Instructions for the task - Count how many lines in the material below hold the word "переносит"; the reply is that number alone.

Exercise materials -

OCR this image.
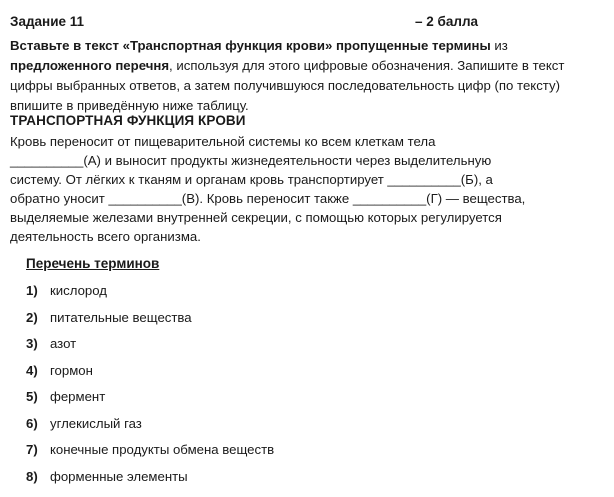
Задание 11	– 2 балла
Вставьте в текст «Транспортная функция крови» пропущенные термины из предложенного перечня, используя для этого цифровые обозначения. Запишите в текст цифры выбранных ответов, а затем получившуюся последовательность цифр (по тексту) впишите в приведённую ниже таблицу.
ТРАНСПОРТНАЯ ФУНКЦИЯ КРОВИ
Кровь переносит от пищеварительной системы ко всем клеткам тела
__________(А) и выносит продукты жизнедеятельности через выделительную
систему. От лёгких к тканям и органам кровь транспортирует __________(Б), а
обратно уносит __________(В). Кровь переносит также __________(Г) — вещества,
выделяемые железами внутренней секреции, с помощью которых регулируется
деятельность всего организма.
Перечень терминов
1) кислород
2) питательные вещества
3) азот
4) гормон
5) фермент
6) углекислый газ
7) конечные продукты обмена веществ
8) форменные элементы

--

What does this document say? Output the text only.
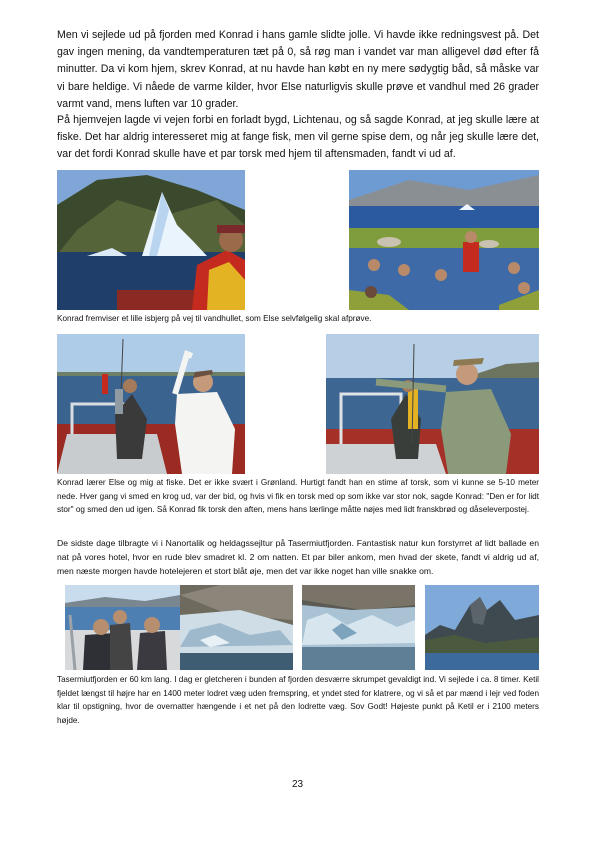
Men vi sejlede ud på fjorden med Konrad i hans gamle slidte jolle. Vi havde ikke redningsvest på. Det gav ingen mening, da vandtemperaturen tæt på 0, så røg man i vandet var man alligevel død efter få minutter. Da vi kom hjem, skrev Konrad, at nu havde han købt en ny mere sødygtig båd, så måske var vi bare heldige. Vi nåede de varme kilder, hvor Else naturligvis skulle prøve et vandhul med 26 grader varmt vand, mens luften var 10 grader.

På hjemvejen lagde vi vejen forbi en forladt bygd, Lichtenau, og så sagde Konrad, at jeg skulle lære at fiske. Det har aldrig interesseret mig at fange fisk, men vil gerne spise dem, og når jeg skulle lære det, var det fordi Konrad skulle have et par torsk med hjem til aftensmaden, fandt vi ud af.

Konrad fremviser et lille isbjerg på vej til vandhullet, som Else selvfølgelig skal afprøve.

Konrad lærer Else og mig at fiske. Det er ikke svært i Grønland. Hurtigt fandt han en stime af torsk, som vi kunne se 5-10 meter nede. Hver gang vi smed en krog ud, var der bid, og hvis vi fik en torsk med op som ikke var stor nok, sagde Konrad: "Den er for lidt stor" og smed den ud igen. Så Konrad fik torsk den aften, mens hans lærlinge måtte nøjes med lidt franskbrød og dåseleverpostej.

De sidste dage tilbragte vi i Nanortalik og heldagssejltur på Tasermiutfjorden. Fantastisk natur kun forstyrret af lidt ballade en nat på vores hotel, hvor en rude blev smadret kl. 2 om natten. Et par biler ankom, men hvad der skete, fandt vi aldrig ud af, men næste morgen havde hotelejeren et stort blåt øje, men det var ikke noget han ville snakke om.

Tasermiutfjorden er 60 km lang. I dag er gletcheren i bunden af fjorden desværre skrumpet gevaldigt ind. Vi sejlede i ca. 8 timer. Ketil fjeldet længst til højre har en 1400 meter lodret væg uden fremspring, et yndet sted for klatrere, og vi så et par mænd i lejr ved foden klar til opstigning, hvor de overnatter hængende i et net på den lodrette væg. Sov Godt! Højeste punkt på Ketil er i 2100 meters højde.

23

Task answer - 2